● **REQUIRED WORK**
Images are not part of the copy; write out the rest of the data exactly as given.

● **SUPPLIED INFORMATION**
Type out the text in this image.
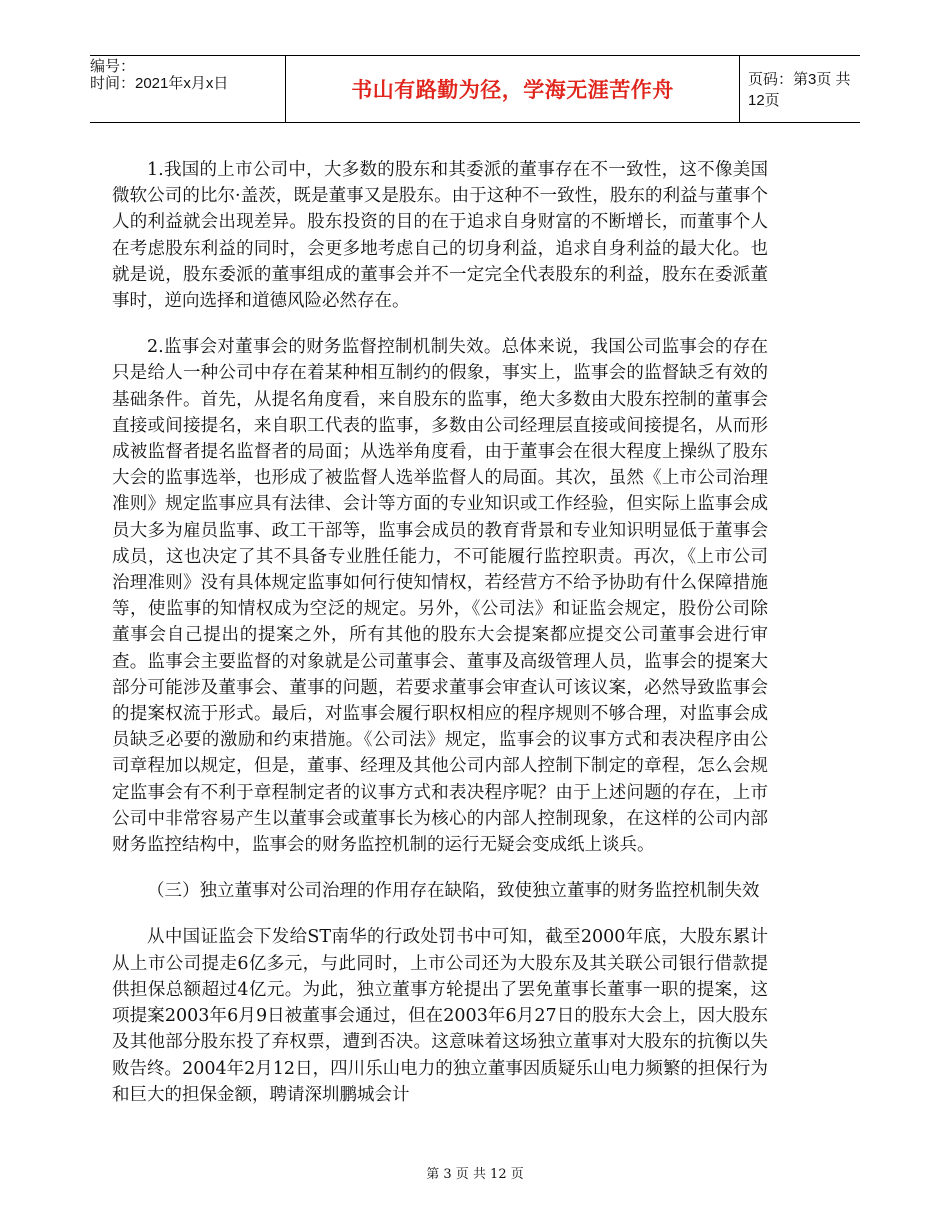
编号：
时间：2021年x月x日	书山有路勤为径，学海无涯苦作舟	页码：第3页 共12页

1.我国的上市公司中，大多数的股东和其委派的董事存在不一致性，这不像美国微软公司的比尔·盖茨，既是董事又是股东。由于这种不一致性，股东的利益与董事个人的利益就会出现差异。股东投资的目的在于追求自身财富的不断增长，而董事个人在考虑股东利益的同时，会更多地考虑自己的切身利益，追求自身利益的最大化。也就是说，股东委派的董事组成的董事会并不一定完全代表股东的利益，股东在委派董事时，逆向选择和道德风险必然存在。

2.监事会对董事会的财务监督控制机制失效。总体来说，我国公司监事会的存在只是给人一种公司中存在着某种相互制约的假象，事实上，监事会的监督缺乏有效的基础条件。首先，从提名角度看，来自股东的监事，绝大多数由大股东控制的董事会直接或间接提名，来自职工代表的监事，多数由公司经理层直接或间接提名，从而形成被监督者提名监督者的局面；从选举角度看，由于董事会在很大程度上操纵了股东大会的监事选举，也形成了被监督人选举监督人的局面。其次，虽然《上市公司治理准则》规定监事应具有法律、会计等方面的专业知识或工作经验，但实际上监事会成员大多为雇员监事、政工干部等，监事会成员的教育背景和专业知识明显低于董事会成员，这也决定了其不具备专业胜任能力，不可能履行监控职责。再次，《上市公司治理准则》没有具体规定监事如何行使知情权，若经营方不给予协助有什么保障措施等，使监事的知情权成为空泛的规定。另外，《公司法》和证监会规定，股份公司除董事会自己提出的提案之外，所有其他的股东大会提案都应提交公司董事会进行审查。监事会主要监督的对象就是公司董事会、董事及高级管理人员，监事会的提案大部分可能涉及董事会、董事的问题，若要求董事会审查认可该议案，必然导致监事会的提案权流于形式。最后，对监事会履行职权相应的程序规则不够合理，对监事会成员缺乏必要的激励和约束措施。《公司法》规定，监事会的议事方式和表决程序由公司章程加以规定，但是，董事、经理及其他公司内部人控制下制定的章程，怎么会规定监事会有不利于章程制定者的议事方式和表决程序呢？由于上述问题的存在，上市公司中非常容易产生以董事会或董事长为核心的内部人控制现象，在这样的公司内部财务监控结构中，监事会的财务监控机制的运行无疑会变成纸上谈兵。

（三）独立董事对公司治理的作用存在缺陷，致使独立董事的财务监控机制失效

从中国证监会下发给ST南华的行政处罚书中可知，截至2000年底，大股东累计从上市公司提走6亿多元，与此同时，上市公司还为大股东及其关联公司银行借款提供担保总额超过4亿元。为此，独立董事方轮提出了罢免董事长董事一职的提案，这项提案2003年6月9日被董事会通过，但在2003年6月27日的股东大会上，因大股东及其他部分股东投了弃权票，遭到否决。这意味着这场独立董事对大股东的抗衡以失败告终。2004年2月12日，四川乐山电力的独立董事因质疑乐山电力频繁的担保行为和巨大的担保金额，聘请深圳鹏城会计

第 3 页 共 12 页
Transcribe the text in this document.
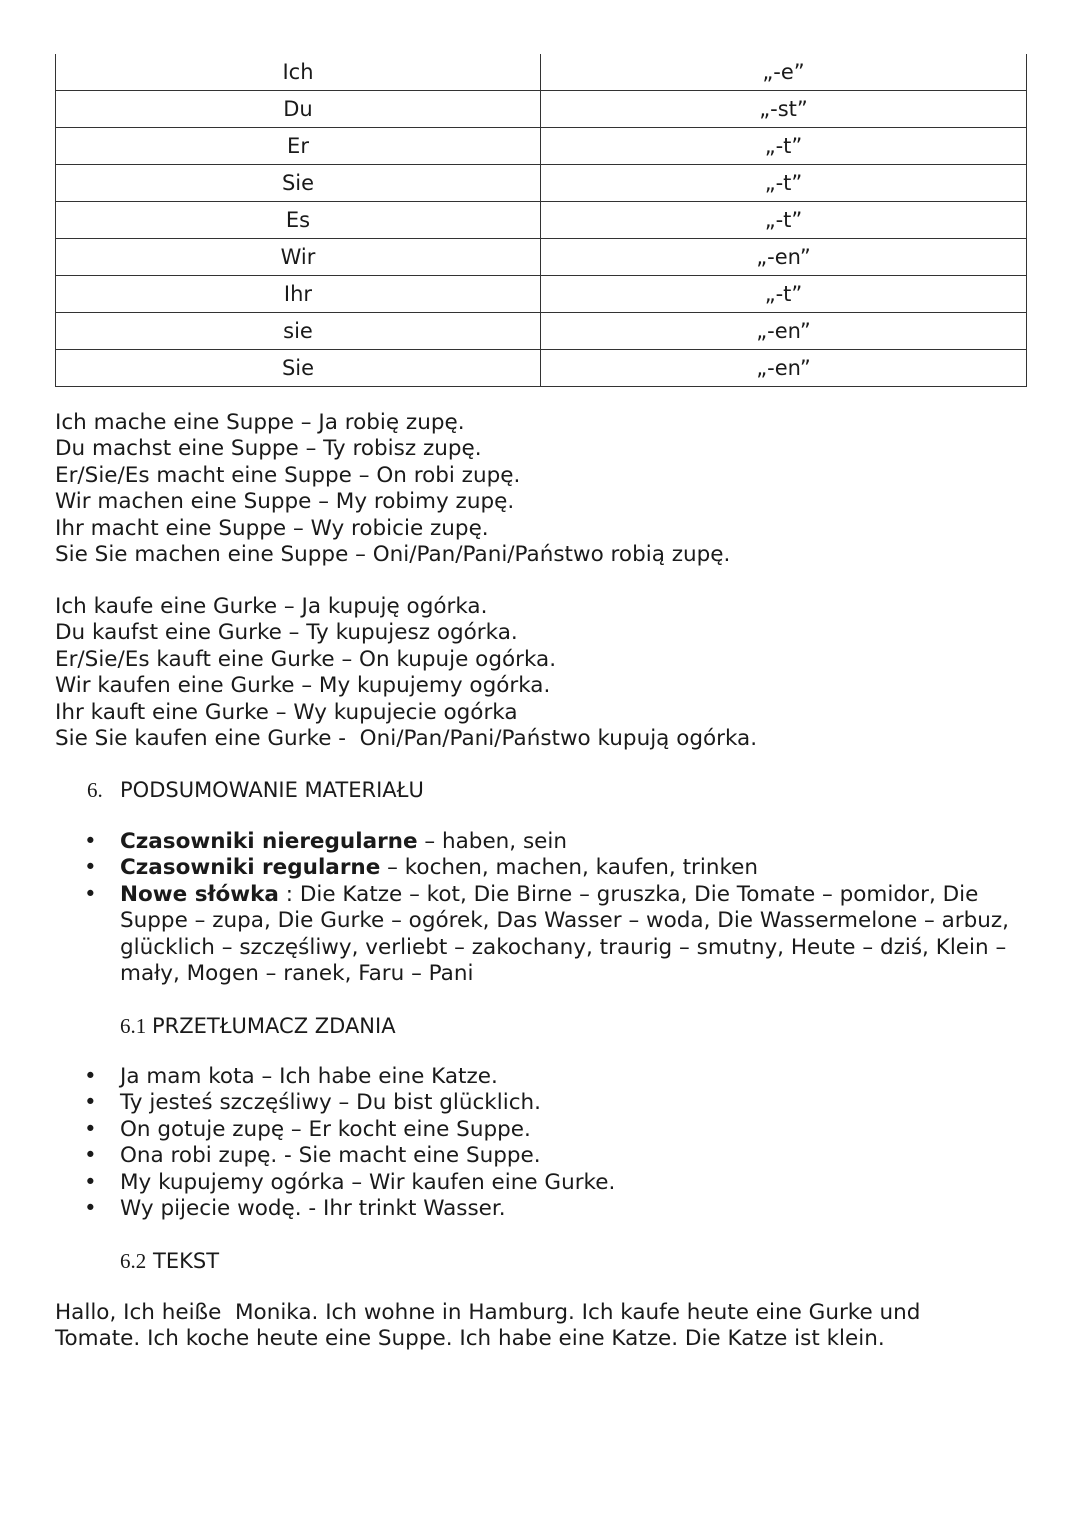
Ich	„-e”
Du	„-st”
Er	„-t”
Sie	„-t”
Es	„-t”
Wir	„-en”
Ihr	„-t”
sie	„-en”
Sie	„-en”
Ich mache eine Suppe – Ja robię zupę.
Du machst eine Suppe – Ty robisz zupę.
Er/Sie/Es macht eine Suppe – On robi zupę.
Wir machen eine Suppe – My robimy zupę.
Ihr macht eine Suppe – Wy robicie zupę.
Sie Sie machen eine Suppe – Oni/Pan/Pani/Państwo robią zupę.
Ich kaufe eine Gurke – Ja kupuję ogórka.
Du kaufst eine Gurke – Ty kupujesz ogórka.
Er/Sie/Es kauft eine Gurke – On kupuje ogórka.
Wir kaufen eine Gurke – My kupujemy ogórka.
Ihr kauft eine Gurke – Wy kupujecie ogórka
Sie Sie kaufen eine Gurke -  Oni/Pan/Pani/Państwo kupują ogórka.
6. PODSUMOWANIE MATERIAŁU
• Czasowniki nieregularne – haben, sein
• Czasowniki regularne – kochen, machen, kaufen, trinken
• Nowe słówka : Die Katze – kot, Die Birne – gruszka, Die Tomate – pomidor, Die Suppe – zupa, Die Gurke – ogórek, Das Wasser – woda, Die Wassermelone – arbuz, glücklich – szczęśliwy, verliebt – zakochany, traurig – smutny, Heute – dziś, Klein – mały, Mogen – ranek, Faru – Pani
6.1 PRZETŁUMACZ ZDANIA
• Ja mam kota – Ich habe eine Katze.
• Ty jesteś szczęśliwy – Du bist glücklich.
• On gotuje zupę – Er kocht eine Suppe.
• Ona robi zupę. - Sie macht eine Suppe.
• My kupujemy ogórka – Wir kaufen eine Gurke.
• Wy pijecie wodę. - Ihr trinkt Wasser.
6.2 TEKST
Hallo, Ich heiße  Monika. Ich wohne in Hamburg. Ich kaufe heute eine Gurke und
Tomate. Ich koche heute eine Suppe. Ich habe eine Katze. Die Katze ist klein.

● **WRITTEN SOLUTION**
Type out the text in this image.
编号：
时间：2021年x月x日	书山有路勤为径，学海无涯苦作舟	页码：第3页 共12页

1.我国的上市公司中，大多数的股东和其委派的董事存在不一致性，这不像美国微软公司的比尔·盖茨，既是董事又是股东。由于这种不一致性，股东的利益与董事个人的利益就会出现差异。股东投资的目的在于追求自身财富的不断增长，而董事个人在考虑股东利益的同时，会更多地考虑自己的切身利益，追求自身利益的最大化。也就是说，股东委派的董事组成的董事会并不一定完全代表股东的利益，股东在委派董事时，逆向选择和道德风险必然存在。

2.监事会对董事会的财务监督控制机制失效。总体来说，我国公司监事会的存在只是给人一种公司中存在着某种相互制约的假象，事实上，监事会的监督缺乏有效的基础条件。首先，从提名角度看，来自股东的监事，绝大多数由大股东控制的董事会直接或间接提名，来自职工代表的监事，多数由公司经理层直接或间接提名，从而形成被监督者提名监督者的局面；从选举角度看，由于董事会在很大程度上操纵了股东大会的监事选举，也形成了被监督人选举监督人的局面。其次，虽然《上市公司治理准则》规定监事应具有法律、会计等方面的专业知识或工作经验，但实际上监事会成员大多为雇员监事、政工干部等，监事会成员的教育背景和专业知识明显低于董事会成员，这也决定了其不具备专业胜任能力，不可能履行监控职责。再次，《上市公司治理准则》没有具体规定监事如何行使知情权，若经营方不给予协助有什么保障措施等，使监事的知情权成为空泛的规定。另外，《公司法》和证监会规定，股份公司除董事会自己提出的提案之外，所有其他的股东大会提案都应提交公司董事会进行审查。监事会主要监督的对象就是公司董事会、董事及高级管理人员，监事会的提案大部分可能涉及董事会、董事的问题，若要求董事会审查认可该议案，必然导致监事会的提案权流于形式。最后，对监事会履行职权相应的程序规则不够合理，对监事会成员缺乏必要的激励和约束措施。《公司法》规定，监事会的议事方式和表决程序由公司章程加以规定，但是，董事、经理及其他公司内部人控制下制定的章程，怎么会规定监事会有不利于章程制定者的议事方式和表决程序呢？由于上述问题的存在，上市公司中非常容易产生以董事会或董事长为核心的内部人控制现象，在这样的公司内部财务监控结构中，监事会的财务监控机制的运行无疑会变成纸上谈兵。

（三）独立董事对公司治理的作用存在缺陷，致使独立董事的财务监控机制失效

从中国证监会下发给ST南华的行政处罚书中可知，截至2000年底，大股东累计从上市公司提走6亿多元，与此同时，上市公司还为大股东及其关联公司银行借款提供担保总额超过4亿元。为此，独立董事方轮提出了罢免董事长董事一职的提案，这项提案2003年6月9日被董事会通过，但在2003年6月27日的股东大会上，因大股东及其他部分股东投了弃权票，遭到否决。这意味着这场独立董事对大股东的抗衡以失败告终。2004年2月12日，四川乐山电力的独立董事因质疑乐山电力频繁的担保行为和巨大的担保金额，聘请深圳鹏城会计

第 3 页 共 12 页
Transcribe the text in this document.
Ich	„-e”
Du	„-st”
Er	„-t”
Sie	„-t”
Es	„-t”
Wir	„-en”
Ihr	„-t”
sie	„-en”
Sie	„-en”
Ich mache eine Suppe – Ja robię zupę.
Du machst eine Suppe – Ty robisz zupę.
Er/Sie/Es macht eine Suppe – On robi zupę.
Wir machen eine Suppe – My robimy zupę.
Ihr macht eine Suppe – Wy robicie zupę.
Sie Sie machen eine Suppe – Oni/Pan/Pani/Państwo robią zupę.
Ich kaufe eine Gurke – Ja kupuję ogórka.
Du kaufst eine Gurke – Ty kupujesz ogórka.
Er/Sie/Es kauft eine Gurke – On kupuje ogórka.
Wir kaufen eine Gurke – My kupujemy ogórka.
Ihr kauft eine Gurke – Wy kupujecie ogórka
Sie Sie kaufen eine Gurke -  Oni/Pan/Pani/Państwo kupują ogórka.
6. PODSUMOWANIE MATERIAŁU
• Czasowniki nieregularne – haben, sein
• Czasowniki regularne – kochen, machen, kaufen, trinken
• Nowe słówka : Die Katze – kot, Die Birne – gruszka, Die Tomate – pomidor, Die Suppe – zupa, Die Gurke – ogórek, Das Wasser – woda, Die Wassermelone – arbuz, glücklich – szczęśliwy, verliebt – zakochany, traurig – smutny, Heute – dziś, Klein – mały, Mogen – ranek, Faru – Pani
6.1 PRZETŁUMACZ ZDANIA
• Ja mam kota – Ich habe eine Katze.
• Ty jesteś szczęśliwy – Du bist glücklich.
• On gotuje zupę – Er kocht eine Suppe.
• Ona robi zupę. - Sie macht eine Suppe.
• My kupujemy ogórka – Wir kaufen eine Gurke.
• Wy pijecie wodę. - Ihr trinkt Wasser.
6.2 TEKST
Hallo, Ich heiße  Monika. Ich wohne in Hamburg. Ich kaufe heute eine Gurke und
Tomate. Ich koche heute eine Suppe. Ich habe eine Katze. Die Katze ist klein.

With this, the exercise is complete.